**JOB:**
Lines containing the word "Bowden" should be extracted in full.

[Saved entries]
┌────────

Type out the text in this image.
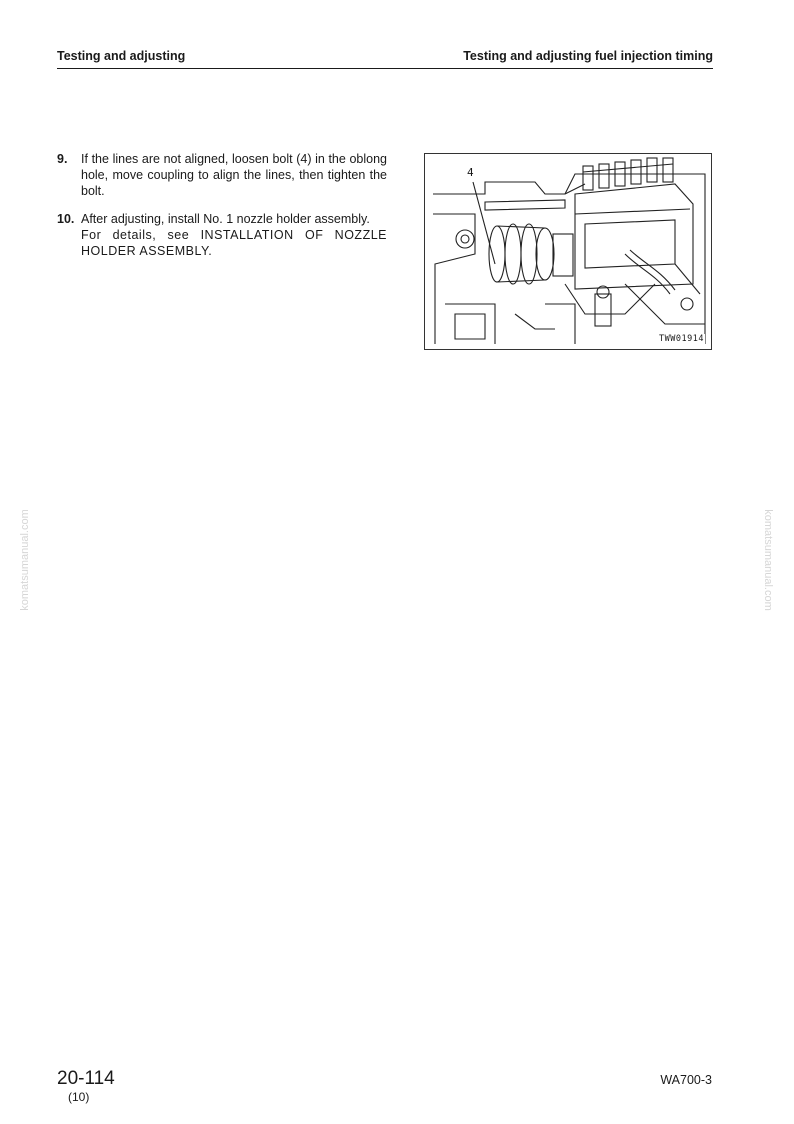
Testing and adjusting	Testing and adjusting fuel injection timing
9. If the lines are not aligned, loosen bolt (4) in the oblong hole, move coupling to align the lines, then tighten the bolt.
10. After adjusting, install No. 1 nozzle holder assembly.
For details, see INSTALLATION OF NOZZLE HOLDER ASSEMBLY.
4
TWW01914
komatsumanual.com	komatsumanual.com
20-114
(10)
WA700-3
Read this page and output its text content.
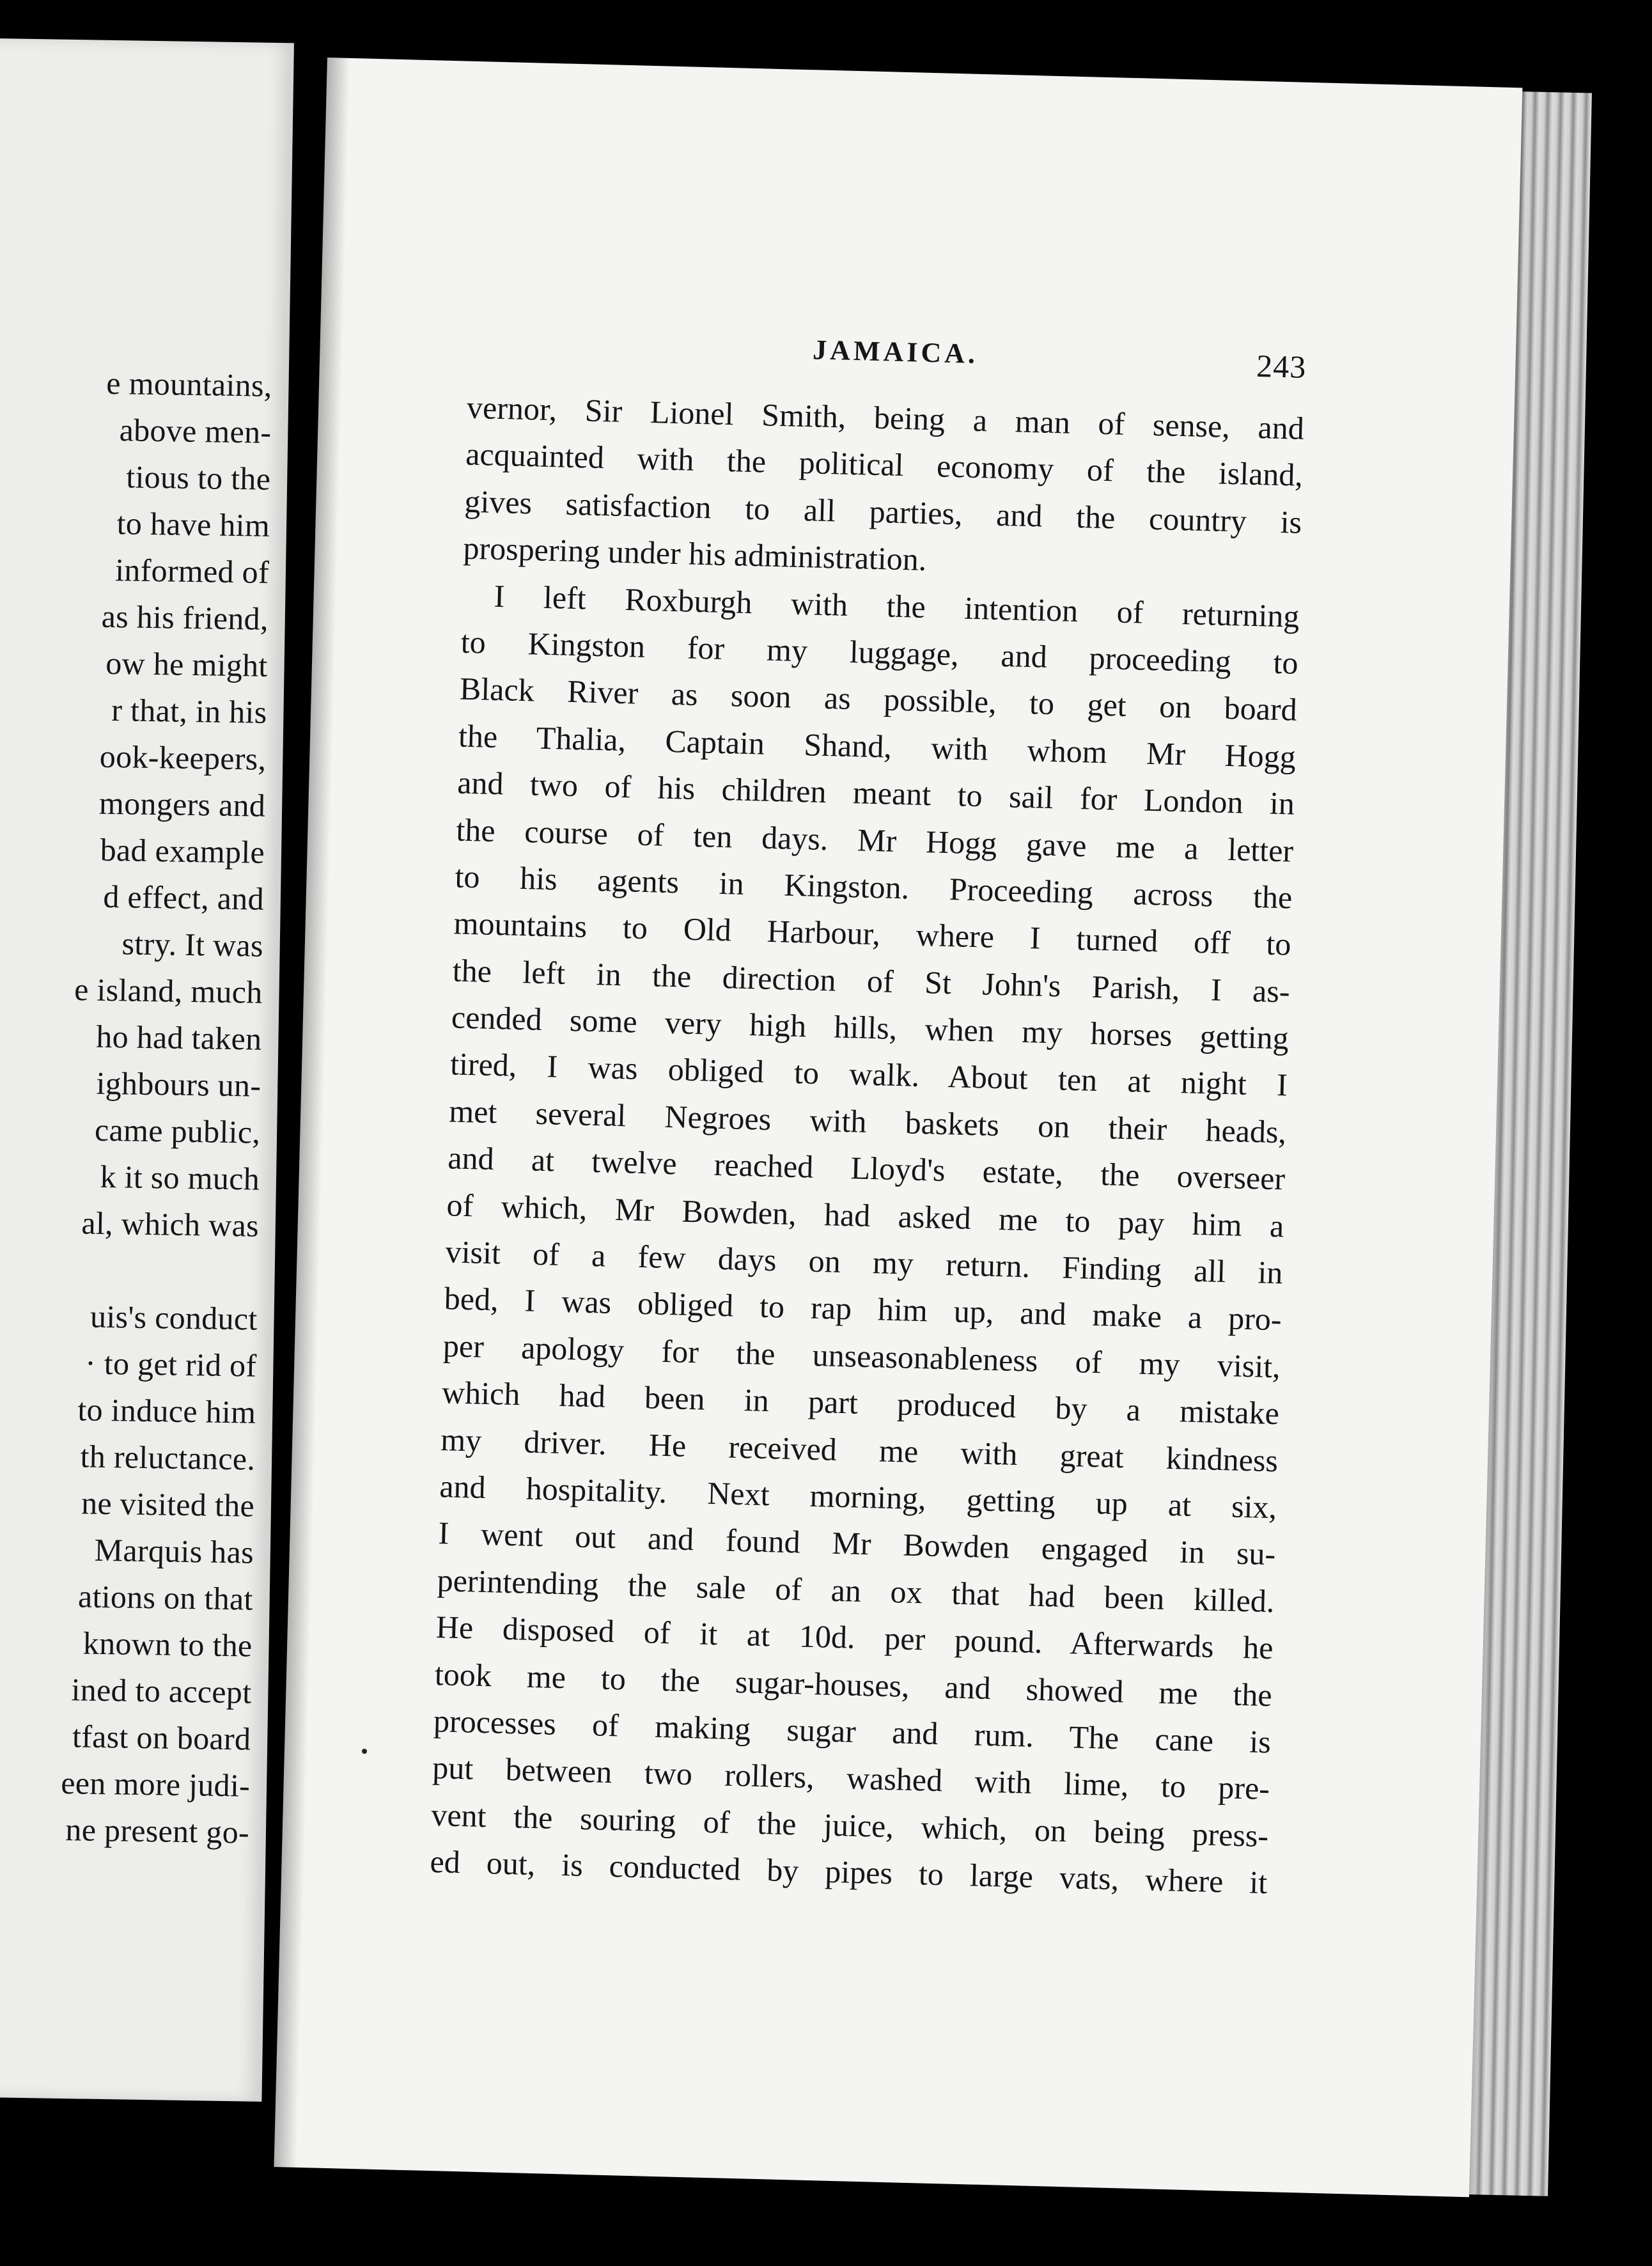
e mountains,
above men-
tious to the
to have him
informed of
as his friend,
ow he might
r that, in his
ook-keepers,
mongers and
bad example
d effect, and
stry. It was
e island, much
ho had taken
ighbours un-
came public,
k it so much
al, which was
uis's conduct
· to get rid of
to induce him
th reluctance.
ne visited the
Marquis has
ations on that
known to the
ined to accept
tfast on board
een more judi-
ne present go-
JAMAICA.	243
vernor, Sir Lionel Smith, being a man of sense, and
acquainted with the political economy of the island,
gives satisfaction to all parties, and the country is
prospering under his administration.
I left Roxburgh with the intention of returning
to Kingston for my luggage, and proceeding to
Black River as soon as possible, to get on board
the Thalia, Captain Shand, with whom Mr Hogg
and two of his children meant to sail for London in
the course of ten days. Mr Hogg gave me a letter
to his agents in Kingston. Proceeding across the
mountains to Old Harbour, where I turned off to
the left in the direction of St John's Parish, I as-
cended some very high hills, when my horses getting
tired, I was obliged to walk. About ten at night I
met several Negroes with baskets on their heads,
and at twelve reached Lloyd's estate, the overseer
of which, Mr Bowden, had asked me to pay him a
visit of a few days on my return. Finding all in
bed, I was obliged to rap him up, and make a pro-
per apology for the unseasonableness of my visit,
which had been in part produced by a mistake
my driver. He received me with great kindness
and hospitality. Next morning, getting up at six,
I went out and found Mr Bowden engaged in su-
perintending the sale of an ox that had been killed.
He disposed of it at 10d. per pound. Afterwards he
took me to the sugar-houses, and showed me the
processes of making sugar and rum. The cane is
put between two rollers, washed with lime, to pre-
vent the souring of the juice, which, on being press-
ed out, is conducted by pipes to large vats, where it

└────────
┌────────

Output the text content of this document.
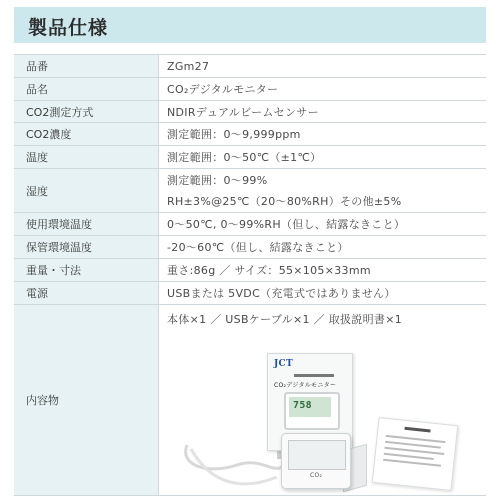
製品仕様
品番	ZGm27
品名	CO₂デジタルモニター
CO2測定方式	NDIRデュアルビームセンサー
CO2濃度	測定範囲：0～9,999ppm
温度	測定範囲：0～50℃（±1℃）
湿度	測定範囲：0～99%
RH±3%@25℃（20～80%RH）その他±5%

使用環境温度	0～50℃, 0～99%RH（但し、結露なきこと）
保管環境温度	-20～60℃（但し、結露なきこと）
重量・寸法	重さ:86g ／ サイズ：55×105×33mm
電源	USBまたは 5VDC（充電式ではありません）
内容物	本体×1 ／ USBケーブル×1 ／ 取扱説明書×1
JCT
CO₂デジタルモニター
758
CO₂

└────────

**RESPONSE:**
of which, Mr Bowden, had asked me to pay him a
I went out and found Mr Bowden engaged in su-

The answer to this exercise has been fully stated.